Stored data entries
— begin —

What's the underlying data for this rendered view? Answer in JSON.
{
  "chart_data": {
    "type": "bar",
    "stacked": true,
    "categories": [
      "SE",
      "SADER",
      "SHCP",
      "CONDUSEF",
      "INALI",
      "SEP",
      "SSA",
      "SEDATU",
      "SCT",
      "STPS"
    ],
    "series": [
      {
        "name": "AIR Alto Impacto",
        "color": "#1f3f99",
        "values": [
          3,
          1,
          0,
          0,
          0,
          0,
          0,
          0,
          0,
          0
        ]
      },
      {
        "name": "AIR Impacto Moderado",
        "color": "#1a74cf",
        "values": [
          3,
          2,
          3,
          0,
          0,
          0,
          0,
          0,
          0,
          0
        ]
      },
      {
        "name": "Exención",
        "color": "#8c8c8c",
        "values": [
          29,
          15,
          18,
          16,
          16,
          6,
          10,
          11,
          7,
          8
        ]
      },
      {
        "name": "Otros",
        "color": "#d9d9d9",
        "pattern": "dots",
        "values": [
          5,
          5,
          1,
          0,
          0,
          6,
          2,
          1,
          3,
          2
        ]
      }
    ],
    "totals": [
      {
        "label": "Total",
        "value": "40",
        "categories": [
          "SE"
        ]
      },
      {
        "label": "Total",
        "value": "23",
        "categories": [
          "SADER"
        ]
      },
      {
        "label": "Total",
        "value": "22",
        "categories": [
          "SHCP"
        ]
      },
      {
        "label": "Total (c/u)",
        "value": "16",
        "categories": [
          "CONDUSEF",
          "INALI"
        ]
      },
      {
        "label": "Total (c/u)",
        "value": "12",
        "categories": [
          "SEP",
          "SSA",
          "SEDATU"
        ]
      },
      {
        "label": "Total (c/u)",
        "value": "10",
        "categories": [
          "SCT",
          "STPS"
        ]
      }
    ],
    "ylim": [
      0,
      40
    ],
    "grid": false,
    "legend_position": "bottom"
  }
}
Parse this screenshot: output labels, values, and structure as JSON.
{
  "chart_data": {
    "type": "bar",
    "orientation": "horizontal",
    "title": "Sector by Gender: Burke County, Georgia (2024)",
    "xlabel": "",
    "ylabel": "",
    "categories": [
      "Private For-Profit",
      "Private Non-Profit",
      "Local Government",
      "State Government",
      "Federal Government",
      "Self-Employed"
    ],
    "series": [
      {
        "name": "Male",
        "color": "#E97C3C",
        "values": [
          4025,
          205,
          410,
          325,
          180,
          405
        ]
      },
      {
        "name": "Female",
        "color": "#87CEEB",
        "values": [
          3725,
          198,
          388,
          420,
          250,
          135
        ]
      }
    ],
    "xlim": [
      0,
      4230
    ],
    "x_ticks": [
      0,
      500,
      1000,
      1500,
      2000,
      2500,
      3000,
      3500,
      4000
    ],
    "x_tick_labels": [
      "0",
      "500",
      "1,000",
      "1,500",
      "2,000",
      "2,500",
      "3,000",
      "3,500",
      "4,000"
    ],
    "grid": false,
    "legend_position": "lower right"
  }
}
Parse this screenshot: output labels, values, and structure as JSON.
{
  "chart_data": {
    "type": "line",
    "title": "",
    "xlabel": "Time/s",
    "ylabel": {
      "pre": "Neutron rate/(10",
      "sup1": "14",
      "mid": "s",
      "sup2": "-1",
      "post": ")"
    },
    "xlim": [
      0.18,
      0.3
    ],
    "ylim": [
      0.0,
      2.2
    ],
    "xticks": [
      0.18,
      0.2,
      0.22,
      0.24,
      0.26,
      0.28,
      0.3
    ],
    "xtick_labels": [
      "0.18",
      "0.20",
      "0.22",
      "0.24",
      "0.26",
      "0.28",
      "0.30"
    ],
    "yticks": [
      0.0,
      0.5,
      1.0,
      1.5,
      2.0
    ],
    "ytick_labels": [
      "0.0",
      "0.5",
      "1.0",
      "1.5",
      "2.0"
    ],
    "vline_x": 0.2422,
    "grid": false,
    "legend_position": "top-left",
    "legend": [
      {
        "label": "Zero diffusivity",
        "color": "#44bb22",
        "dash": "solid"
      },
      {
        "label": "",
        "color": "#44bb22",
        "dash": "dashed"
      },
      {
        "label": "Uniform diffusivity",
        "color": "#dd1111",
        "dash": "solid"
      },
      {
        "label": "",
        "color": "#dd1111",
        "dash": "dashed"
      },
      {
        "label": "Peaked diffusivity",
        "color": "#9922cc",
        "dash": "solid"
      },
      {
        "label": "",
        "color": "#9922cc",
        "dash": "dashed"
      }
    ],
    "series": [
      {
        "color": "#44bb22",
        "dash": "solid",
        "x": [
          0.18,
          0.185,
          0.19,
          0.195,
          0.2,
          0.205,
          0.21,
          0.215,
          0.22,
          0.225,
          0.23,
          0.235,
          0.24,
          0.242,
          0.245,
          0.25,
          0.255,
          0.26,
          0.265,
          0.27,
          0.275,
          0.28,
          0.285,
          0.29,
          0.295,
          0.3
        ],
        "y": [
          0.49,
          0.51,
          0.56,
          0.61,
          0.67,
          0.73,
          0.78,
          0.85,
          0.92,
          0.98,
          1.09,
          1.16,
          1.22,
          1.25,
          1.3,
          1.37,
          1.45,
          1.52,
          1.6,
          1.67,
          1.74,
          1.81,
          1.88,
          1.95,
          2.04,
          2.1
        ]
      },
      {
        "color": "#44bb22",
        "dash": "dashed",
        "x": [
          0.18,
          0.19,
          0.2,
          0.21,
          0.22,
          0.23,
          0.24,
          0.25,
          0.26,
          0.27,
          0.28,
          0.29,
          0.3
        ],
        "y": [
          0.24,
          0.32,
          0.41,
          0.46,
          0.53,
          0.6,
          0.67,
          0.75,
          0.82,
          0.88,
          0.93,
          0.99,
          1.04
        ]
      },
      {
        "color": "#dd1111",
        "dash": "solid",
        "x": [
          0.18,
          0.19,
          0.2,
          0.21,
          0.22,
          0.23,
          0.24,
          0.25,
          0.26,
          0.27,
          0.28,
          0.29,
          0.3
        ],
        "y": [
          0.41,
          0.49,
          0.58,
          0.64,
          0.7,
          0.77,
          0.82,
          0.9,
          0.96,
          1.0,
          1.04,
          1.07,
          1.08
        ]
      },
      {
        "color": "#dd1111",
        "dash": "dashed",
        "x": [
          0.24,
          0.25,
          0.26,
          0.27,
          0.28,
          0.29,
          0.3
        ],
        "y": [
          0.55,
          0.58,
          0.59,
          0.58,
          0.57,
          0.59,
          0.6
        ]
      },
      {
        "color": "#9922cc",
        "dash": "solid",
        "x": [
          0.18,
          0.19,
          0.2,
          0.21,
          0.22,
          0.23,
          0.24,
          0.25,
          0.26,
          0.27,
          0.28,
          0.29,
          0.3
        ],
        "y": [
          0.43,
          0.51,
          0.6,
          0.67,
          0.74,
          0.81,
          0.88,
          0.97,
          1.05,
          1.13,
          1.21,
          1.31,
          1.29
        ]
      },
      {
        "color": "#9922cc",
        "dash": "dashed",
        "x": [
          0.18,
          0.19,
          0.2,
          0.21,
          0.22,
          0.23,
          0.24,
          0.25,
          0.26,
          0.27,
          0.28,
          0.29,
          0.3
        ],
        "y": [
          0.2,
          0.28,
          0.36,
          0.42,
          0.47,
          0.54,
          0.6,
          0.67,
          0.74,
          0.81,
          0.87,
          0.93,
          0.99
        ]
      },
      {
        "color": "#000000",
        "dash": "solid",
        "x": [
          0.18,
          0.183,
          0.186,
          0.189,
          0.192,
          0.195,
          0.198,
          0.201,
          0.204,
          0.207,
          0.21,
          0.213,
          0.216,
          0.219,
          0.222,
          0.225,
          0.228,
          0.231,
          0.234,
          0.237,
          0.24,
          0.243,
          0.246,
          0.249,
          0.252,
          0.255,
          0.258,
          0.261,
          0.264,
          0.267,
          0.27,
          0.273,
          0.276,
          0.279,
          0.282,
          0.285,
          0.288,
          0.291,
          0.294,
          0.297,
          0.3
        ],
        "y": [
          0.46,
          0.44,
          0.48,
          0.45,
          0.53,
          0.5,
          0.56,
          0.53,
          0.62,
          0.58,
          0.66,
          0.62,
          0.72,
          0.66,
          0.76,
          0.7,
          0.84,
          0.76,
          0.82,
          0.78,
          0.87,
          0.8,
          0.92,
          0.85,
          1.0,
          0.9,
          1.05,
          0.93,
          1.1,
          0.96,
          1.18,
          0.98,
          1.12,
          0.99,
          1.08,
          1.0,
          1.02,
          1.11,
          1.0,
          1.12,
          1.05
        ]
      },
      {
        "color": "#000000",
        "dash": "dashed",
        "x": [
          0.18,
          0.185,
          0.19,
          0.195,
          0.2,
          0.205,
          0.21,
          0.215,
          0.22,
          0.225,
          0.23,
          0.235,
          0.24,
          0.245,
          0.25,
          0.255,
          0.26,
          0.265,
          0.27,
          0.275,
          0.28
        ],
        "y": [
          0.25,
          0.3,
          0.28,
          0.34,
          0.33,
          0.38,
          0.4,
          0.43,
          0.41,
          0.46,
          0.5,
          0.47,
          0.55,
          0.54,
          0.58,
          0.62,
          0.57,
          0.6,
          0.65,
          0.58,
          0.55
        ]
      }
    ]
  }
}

— end —

Prompt
Where a line in the entries holds "diffusivity", copy that line.

Task response
        "label": "Zero diffusivity",
        "label": "Uniform diffusivity",
        "label": "Peaked diffusivity",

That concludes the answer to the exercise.